Objectives:
• a. In the mailing-list post about the phylobase plotting project, quote the passage starting with "Methods for visualizing" and going on through "of associated data.".
• b. Write what comes next in the mailing-list post proposing grid-based plotting for the phylobase package, picking up after its last sentence.

Passage to read:
* * *

[Phylobase-devl] Phylobase GSoC idea

Peter Cowan pdc at berkeley.edu
Tue Mar 11 01:38:42 CET 2008


Here is another idea, this one in need of a mentor.  Thibaut, Ben?

Peter

Rationale

Methods for visualizing phylogenetic trees and associated data have  
not kept pace with growth in tree or dataset size.  At a recent  
NESCent hackathon a new R package for comparative methods, phylobase,  
was designed.  The phylobase package uses modern R classes and methods  
to store and manipulate phylogenetic trees.  Currently plotting of  
phylogenetic trees in phylobase relies on the R base graphics, and  
functions in other packages.  These implementations are not well  
suited to displaying either large phylogenetic trees or trees with  
large amounts of associated data.

Approach

The R programming has two primary plot device interfaces, the base  
graphics interface and the newer, more extensible grid system.  The  
grid system allows for a much more flexible system which will allow  
for consistent scaling and resizing of trees and data.  Current plot  
methods in phylobase are based on base graphics and suffer from  
resizing and layout difficulties.  This project will develop new plot  
methods based on the grid system.

* * *

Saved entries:
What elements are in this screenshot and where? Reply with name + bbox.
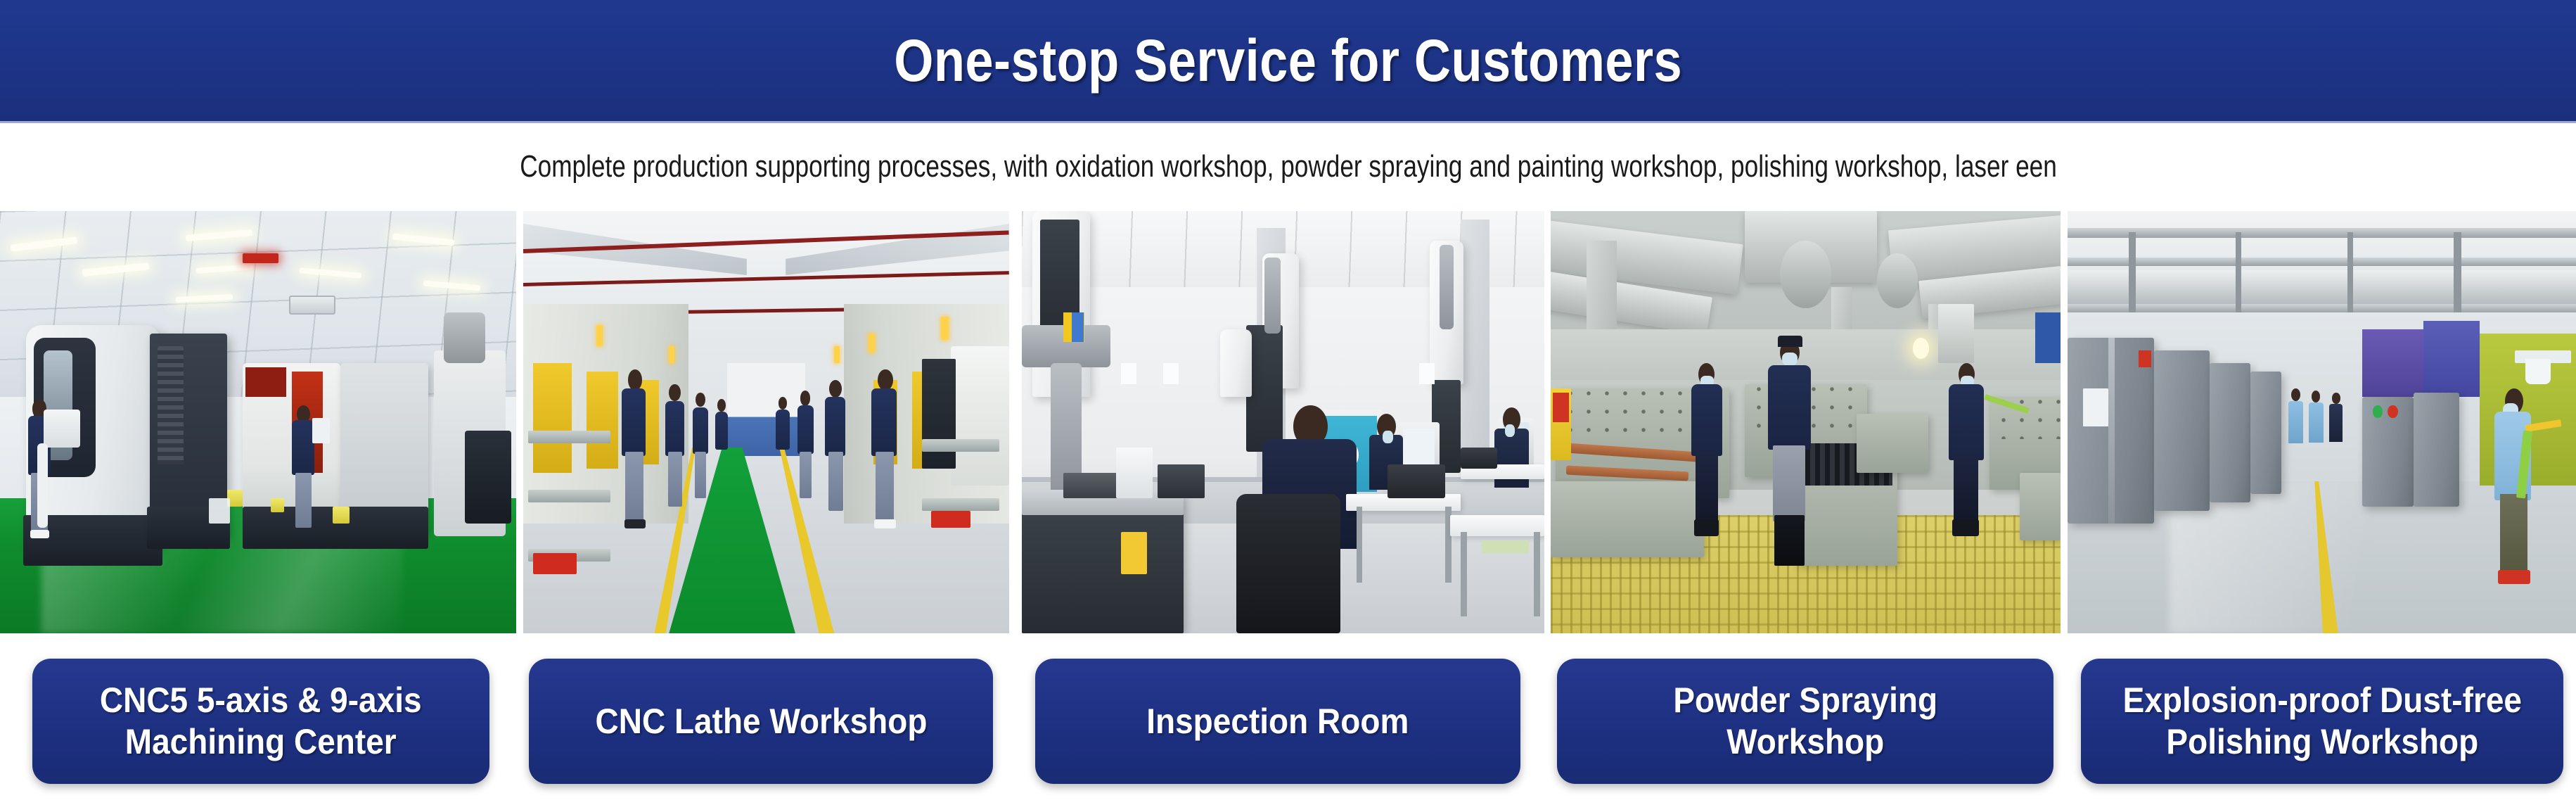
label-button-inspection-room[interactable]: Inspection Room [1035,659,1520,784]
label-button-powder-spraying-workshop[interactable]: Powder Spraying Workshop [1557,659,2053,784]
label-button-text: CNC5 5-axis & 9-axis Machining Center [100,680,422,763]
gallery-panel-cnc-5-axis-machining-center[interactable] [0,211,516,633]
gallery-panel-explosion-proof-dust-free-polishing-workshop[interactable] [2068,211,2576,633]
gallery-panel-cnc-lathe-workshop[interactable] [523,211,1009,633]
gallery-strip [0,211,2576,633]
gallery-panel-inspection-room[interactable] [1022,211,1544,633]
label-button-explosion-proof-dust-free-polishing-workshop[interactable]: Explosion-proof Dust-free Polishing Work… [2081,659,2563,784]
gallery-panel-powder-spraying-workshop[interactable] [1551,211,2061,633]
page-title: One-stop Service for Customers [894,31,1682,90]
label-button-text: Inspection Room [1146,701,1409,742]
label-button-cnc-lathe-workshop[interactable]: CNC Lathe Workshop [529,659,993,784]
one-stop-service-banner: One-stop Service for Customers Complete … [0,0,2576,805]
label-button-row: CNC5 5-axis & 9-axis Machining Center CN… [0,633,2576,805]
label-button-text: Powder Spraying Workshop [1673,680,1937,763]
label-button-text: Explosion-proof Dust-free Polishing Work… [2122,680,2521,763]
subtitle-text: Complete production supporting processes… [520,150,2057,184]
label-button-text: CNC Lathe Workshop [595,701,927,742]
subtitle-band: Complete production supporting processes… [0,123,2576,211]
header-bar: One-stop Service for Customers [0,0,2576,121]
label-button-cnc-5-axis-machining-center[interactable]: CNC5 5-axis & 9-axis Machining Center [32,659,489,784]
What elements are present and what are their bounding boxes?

* * *

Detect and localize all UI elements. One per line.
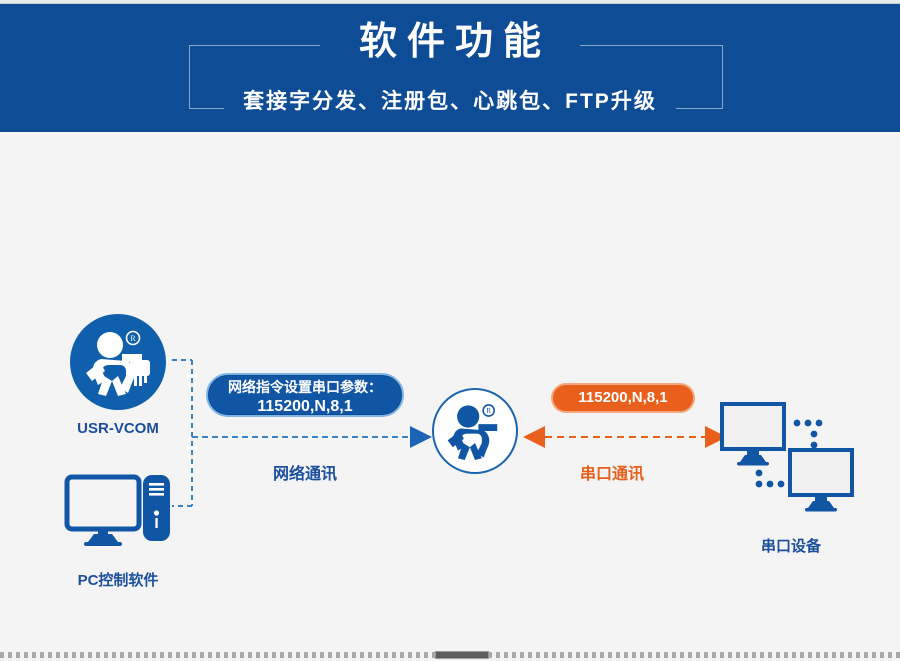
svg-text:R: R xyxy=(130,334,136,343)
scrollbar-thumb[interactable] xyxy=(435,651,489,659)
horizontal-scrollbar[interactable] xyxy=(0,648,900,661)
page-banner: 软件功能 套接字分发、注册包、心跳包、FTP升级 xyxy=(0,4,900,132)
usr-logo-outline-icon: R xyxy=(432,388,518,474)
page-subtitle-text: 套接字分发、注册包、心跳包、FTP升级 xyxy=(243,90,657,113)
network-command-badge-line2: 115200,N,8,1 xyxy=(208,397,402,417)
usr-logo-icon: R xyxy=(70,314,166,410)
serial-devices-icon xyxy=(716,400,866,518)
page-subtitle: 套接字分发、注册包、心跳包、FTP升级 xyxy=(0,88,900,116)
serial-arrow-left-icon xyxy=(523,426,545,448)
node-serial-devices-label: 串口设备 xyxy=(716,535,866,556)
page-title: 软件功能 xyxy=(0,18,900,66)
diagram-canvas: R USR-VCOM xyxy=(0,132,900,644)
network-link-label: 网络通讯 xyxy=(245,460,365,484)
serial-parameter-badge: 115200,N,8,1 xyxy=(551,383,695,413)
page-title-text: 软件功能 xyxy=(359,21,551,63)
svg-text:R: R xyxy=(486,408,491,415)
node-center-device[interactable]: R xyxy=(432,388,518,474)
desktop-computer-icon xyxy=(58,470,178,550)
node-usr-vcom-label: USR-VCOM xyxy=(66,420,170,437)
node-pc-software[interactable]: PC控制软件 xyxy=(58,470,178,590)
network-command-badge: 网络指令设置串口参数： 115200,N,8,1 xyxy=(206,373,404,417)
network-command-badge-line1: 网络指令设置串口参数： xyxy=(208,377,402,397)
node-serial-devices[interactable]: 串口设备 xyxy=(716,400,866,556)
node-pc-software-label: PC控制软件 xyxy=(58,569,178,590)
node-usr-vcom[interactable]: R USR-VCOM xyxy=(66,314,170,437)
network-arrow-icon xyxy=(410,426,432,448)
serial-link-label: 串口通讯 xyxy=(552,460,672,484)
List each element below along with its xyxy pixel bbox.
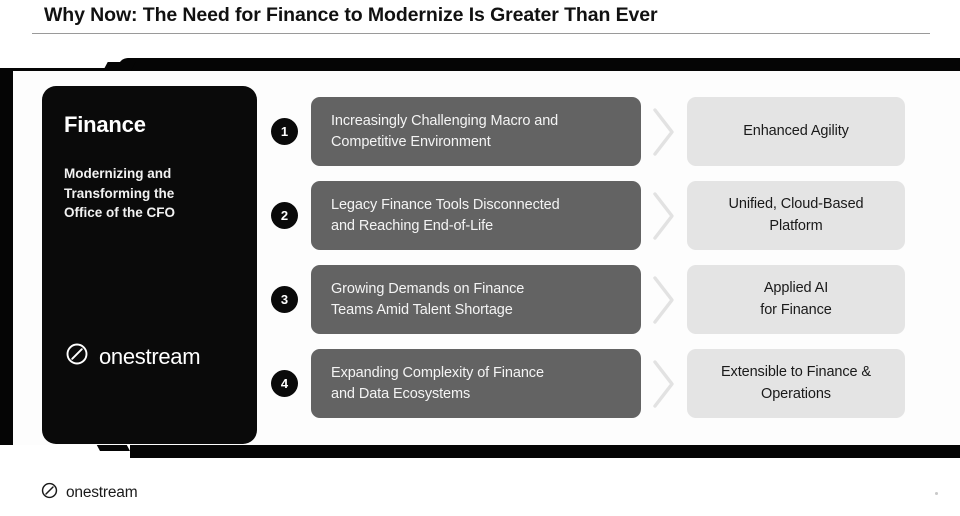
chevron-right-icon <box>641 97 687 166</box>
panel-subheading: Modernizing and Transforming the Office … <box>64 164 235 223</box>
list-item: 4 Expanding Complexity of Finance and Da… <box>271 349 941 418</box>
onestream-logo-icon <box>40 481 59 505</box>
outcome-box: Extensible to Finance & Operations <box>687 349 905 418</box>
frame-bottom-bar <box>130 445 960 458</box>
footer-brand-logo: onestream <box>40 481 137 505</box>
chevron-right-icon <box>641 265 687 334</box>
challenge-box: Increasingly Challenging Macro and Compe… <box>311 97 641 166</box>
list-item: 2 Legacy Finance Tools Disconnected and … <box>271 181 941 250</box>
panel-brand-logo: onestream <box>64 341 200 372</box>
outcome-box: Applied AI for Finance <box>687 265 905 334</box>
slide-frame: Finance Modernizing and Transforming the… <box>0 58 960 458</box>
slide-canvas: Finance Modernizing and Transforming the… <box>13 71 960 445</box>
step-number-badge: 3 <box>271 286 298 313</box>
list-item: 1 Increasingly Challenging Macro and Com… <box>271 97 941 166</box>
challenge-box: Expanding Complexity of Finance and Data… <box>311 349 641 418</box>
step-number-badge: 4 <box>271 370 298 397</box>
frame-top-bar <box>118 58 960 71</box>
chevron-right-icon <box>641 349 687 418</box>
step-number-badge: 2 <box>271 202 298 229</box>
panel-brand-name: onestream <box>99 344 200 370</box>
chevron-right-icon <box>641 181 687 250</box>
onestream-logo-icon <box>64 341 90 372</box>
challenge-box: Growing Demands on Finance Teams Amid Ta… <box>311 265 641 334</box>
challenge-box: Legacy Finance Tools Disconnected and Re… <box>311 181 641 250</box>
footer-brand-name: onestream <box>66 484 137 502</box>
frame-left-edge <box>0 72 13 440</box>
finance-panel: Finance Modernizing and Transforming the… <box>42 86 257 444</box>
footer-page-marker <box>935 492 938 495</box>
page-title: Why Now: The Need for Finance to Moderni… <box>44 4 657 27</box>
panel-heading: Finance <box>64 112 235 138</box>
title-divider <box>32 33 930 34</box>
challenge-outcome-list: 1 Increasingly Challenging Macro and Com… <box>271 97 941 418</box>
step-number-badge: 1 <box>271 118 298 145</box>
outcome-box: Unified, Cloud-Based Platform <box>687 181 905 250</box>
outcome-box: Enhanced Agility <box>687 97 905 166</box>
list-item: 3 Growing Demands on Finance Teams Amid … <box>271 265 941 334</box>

* * *

Exercise answers:
• a.
Methods for visualizing phylogenetic trees and associated data have  
not kept pace with growth in tree or dataset size.  At a recent  
NESCent hackathon a new R package for comparative methods, phylobase,  
was designed.  The phylobase package uses modern R classes and methods  
to store and manipulate phylogenetic trees.  Currently plotting of  
phylogenetic trees in phylobase relies on the R base graphics, and  
functions in other packages.  These implementations are not well  
suited to displaying either large phylogenetic trees or trees with  
large amounts of associated data.

• b.
Challenges

The primary challenge will be writing algorithms for efficiently  
converting tree structures to the grid language.  Examples of similar  
algorithms exist for plotting using the old base graphics interface.

Involved toolkits or projects

phylobase, R, C/C++, grid

Mentors

Thibaut?

On Mar 10, 2008, at 1:51 PM, Steve Kembel wrote:

> Hi all,
>
> Here's a Google Summer of Code 'idea'. Deadline for getting these up
> on the wiki is today. Thoughts? Edits? Anyone else want to sign up to
> be a mentor? Any other ideas? People suggested plotting, RUnit/
> testing, linking with nexml or phyloxml...?
>
> Rationale
>
> There is a need for efficient phylogenetic tree manipulation methods
> in the R statistical package to take advantage of the statistical
> computing ability of R for bioinformatics and comparative phylogenetic
> analyses. NESCent sponsored a hackathon focused on integration of
> comparative methods within the R statistical package to promote
> interoperability, the support of data exchange standards, and greater
> usability of tools and methods in evolutionary bioinformatics. One
> result of this hackathon has been the development of the phylobase
> package, which seeks to provide a set of S4 classes and methods for
> representing and manipulating phylogenetic trees and data in R.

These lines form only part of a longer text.